▶ Given task:
Send back the records in full, character for character.

(Dataset rows)
____________________
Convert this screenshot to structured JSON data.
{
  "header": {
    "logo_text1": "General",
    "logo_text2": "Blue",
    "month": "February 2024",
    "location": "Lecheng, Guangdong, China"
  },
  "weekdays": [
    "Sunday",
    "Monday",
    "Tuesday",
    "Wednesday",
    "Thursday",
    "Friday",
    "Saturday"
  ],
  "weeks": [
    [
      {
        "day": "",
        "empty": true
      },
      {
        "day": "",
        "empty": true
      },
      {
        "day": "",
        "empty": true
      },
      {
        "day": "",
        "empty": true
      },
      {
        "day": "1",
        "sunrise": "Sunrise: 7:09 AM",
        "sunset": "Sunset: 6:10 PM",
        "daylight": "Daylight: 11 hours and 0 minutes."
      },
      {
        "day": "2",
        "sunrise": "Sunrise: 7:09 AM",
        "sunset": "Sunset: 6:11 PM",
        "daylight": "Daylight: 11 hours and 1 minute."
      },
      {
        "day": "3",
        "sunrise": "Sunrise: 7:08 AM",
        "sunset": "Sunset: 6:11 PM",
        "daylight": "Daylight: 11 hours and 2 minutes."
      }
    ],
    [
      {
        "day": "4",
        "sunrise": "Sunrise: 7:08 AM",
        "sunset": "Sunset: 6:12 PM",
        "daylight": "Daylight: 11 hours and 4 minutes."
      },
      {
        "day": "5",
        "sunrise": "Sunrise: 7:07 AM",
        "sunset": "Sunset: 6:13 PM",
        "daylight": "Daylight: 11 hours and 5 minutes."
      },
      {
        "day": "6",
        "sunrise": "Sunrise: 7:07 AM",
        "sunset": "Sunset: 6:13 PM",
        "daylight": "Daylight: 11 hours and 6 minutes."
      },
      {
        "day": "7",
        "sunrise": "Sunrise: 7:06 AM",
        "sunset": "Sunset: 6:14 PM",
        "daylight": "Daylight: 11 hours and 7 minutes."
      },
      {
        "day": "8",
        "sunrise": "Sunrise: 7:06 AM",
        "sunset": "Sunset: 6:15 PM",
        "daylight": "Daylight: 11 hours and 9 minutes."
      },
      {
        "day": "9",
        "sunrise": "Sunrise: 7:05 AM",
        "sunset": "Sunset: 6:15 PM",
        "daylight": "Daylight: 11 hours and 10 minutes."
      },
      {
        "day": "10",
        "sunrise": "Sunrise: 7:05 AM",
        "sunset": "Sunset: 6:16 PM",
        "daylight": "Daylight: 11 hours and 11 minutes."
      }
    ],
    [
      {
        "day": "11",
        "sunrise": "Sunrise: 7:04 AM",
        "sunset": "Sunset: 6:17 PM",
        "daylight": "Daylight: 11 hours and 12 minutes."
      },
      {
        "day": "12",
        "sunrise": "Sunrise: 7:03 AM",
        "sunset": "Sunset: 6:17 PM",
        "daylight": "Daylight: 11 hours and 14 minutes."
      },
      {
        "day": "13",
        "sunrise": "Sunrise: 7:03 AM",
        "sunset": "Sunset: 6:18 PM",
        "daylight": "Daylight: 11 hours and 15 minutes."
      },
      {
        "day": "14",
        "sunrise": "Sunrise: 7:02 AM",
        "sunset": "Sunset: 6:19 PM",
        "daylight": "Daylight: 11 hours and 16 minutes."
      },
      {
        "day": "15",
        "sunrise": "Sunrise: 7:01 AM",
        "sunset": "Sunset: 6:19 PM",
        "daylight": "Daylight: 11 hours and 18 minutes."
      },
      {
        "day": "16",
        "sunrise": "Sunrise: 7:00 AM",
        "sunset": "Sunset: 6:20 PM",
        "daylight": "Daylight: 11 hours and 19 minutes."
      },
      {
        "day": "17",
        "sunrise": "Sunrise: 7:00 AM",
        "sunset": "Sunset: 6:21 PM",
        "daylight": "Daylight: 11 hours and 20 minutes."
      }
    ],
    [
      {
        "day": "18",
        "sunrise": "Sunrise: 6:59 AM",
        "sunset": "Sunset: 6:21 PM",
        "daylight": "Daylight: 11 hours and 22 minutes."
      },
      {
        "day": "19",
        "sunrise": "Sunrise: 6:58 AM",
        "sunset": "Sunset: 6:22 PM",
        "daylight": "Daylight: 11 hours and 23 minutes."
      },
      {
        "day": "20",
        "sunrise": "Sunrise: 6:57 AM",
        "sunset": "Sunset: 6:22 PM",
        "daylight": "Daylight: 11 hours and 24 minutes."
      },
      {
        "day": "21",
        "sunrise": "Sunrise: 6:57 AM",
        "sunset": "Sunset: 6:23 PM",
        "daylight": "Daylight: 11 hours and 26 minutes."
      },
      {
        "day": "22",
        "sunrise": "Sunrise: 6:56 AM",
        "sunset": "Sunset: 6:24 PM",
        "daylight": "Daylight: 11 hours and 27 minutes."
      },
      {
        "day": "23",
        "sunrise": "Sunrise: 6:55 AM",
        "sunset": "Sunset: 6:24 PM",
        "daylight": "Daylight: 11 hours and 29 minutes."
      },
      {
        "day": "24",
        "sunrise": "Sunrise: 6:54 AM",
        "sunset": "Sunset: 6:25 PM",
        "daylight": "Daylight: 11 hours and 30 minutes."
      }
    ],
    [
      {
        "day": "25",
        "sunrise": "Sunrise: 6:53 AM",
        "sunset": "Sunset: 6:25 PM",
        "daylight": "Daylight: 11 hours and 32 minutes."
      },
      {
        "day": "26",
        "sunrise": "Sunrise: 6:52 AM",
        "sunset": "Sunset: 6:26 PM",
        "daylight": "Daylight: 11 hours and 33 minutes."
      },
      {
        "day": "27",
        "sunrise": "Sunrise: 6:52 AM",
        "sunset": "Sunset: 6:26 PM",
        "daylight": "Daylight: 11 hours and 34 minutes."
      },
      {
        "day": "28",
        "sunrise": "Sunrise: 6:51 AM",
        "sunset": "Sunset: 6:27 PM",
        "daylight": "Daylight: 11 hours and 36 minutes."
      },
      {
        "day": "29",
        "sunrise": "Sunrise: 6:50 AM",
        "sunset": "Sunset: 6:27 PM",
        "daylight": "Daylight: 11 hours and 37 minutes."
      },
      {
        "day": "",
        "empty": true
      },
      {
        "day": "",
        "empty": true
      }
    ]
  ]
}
____________________
▶ Solution:
Convert this screenshot to structured JSON data.
{
  "header": {
    "logo_text1": "General",
    "logo_text2": "Blue",
    "month": "February 2024",
    "location": "Lecheng, Guangdong, China"
  },
  "weekdays": [
    "Sunday",
    "Monday",
    "Tuesday",
    "Wednesday",
    "Thursday",
    "Friday",
    "Saturday"
  ],
  "weeks": [
    [
      {
        "day": "",
        "empty": true
      },
      {
        "day": "",
        "empty": true
      },
      {
        "day": "",
        "empty": true
      },
      {
        "day": "",
        "empty": true
      },
      {
        "day": "1",
        "sunrise": "Sunrise: 7:09 AM",
        "sunset": "Sunset: 6:10 PM",
        "daylight": "Daylight: 11 hours and 0 minutes."
      },
      {
        "day": "2",
        "sunrise": "Sunrise: 7:09 AM",
        "sunset": "Sunset: 6:11 PM",
        "daylight": "Daylight: 11 hours and 1 minute."
      },
      {
        "day": "3",
        "sunrise": "Sunrise: 7:08 AM",
        "sunset": "Sunset: 6:11 PM",
        "daylight": "Daylight: 11 hours and 2 minutes."
      }
    ],
    [
      {
        "day": "4",
        "sunrise": "Sunrise: 7:08 AM",
        "sunset": "Sunset: 6:12 PM",
        "daylight": "Daylight: 11 hours and 4 minutes."
      },
      {
        "day": "5",
        "sunrise": "Sunrise: 7:07 AM",
        "sunset": "Sunset: 6:13 PM",
        "daylight": "Daylight: 11 hours and 5 minutes."
      },
      {
        "day": "6",
        "sunrise": "Sunrise: 7:07 AM",
        "sunset": "Sunset: 6:13 PM",
        "daylight": "Daylight: 11 hours and 6 minutes."
      },
      {
        "day": "7",
        "sunrise": "Sunrise: 7:06 AM",
        "sunset": "Sunset: 6:14 PM",
        "daylight": "Daylight: 11 hours and 7 minutes."
      },
      {
        "day": "8",
        "sunrise": "Sunrise: 7:06 AM",
        "sunset": "Sunset: 6:15 PM",
        "daylight": "Daylight: 11 hours and 9 minutes."
      },
      {
        "day": "9",
        "sunrise": "Sunrise: 7:05 AM",
        "sunset": "Sunset: 6:15 PM",
        "daylight": "Daylight: 11 hours and 10 minutes."
      },
      {
        "day": "10",
        "sunrise": "Sunrise: 7:05 AM",
        "sunset": "Sunset: 6:16 PM",
        "daylight": "Daylight: 11 hours and 11 minutes."
      }
    ],
    [
      {
        "day": "11",
        "sunrise": "Sunrise: 7:04 AM",
        "sunset": "Sunset: 6:17 PM",
        "daylight": "Daylight: 11 hours and 12 minutes."
      },
      {
        "day": "12",
        "sunrise": "Sunrise: 7:03 AM",
        "sunset": "Sunset: 6:17 PM",
        "daylight": "Daylight: 11 hours and 14 minutes."
      },
      {
        "day": "13",
        "sunrise": "Sunrise: 7:03 AM",
        "sunset": "Sunset: 6:18 PM",
        "daylight": "Daylight: 11 hours and 15 minutes."
      },
      {
        "day": "14",
        "sunrise": "Sunrise: 7:02 AM",
        "sunset": "Sunset: 6:19 PM",
        "daylight": "Daylight: 11 hours and 16 minutes."
      },
      {
        "day": "15",
        "sunrise": "Sunrise: 7:01 AM",
        "sunset": "Sunset: 6:19 PM",
        "daylight": "Daylight: 11 hours and 18 minutes."
      },
      {
        "day": "16",
        "sunrise": "Sunrise: 7:00 AM",
        "sunset": "Sunset: 6:20 PM",
        "daylight": "Daylight: 11 hours and 19 minutes."
      },
      {
        "day": "17",
        "sunrise": "Sunrise: 7:00 AM",
        "sunset": "Sunset: 6:21 PM",
        "daylight": "Daylight: 11 hours and 20 minutes."
      }
    ],
    [
      {
        "day": "18",
        "sunrise": "Sunrise: 6:59 AM",
        "sunset": "Sunset: 6:21 PM",
        "daylight": "Daylight: 11 hours and 22 minutes."
      },
      {
        "day": "19",
        "sunrise": "Sunrise: 6:58 AM",
        "sunset": "Sunset: 6:22 PM",
        "daylight": "Daylight: 11 hours and 23 minutes."
      },
      {
        "day": "20",
        "sunrise": "Sunrise: 6:57 AM",
        "sunset": "Sunset: 6:22 PM",
        "daylight": "Daylight: 11 hours and 24 minutes."
      },
      {
        "day": "21",
        "sunrise": "Sunrise: 6:57 AM",
        "sunset": "Sunset: 6:23 PM",
        "daylight": "Daylight: 11 hours and 26 minutes."
      },
      {
        "day": "22",
        "sunrise": "Sunrise: 6:56 AM",
        "sunset": "Sunset: 6:24 PM",
        "daylight": "Daylight: 11 hours and 27 minutes."
      },
      {
        "day": "23",
        "sunrise": "Sunrise: 6:55 AM",
        "sunset": "Sunset: 6:24 PM",
        "daylight": "Daylight: 11 hours and 29 minutes."
      },
      {
        "day": "24",
        "sunrise": "Sunrise: 6:54 AM",
        "sunset": "Sunset: 6:25 PM",
        "daylight": "Daylight: 11 hours and 30 minutes."
      }
    ],
    [
      {
        "day": "25",
        "sunrise": "Sunrise: 6:53 AM",
        "sunset": "Sunset: 6:25 PM",
        "daylight": "Daylight: 11 hours and 32 minutes."
      },
      {
        "day": "26",
        "sunrise": "Sunrise: 6:52 AM",
        "sunset": "Sunset: 6:26 PM",
        "daylight": "Daylight: 11 hours and 33 minutes."
      },
      {
        "day": "27",
        "sunrise": "Sunrise: 6:52 AM",
        "sunset": "Sunset: 6:26 PM",
        "daylight": "Daylight: 11 hours and 34 minutes."
      },
      {
        "day": "28",
        "sunrise": "Sunrise: 6:51 AM",
        "sunset": "Sunset: 6:27 PM",
        "daylight": "Daylight: 11 hours and 36 minutes."
      },
      {
        "day": "29",
        "sunrise": "Sunrise: 6:50 AM",
        "sunset": "Sunset: 6:27 PM",
        "daylight": "Daylight: 11 hours and 37 minutes."
      },
      {
        "day": "",
        "empty": true
      },
      {
        "day": "",
        "empty": true
      }
    ]
  ]
}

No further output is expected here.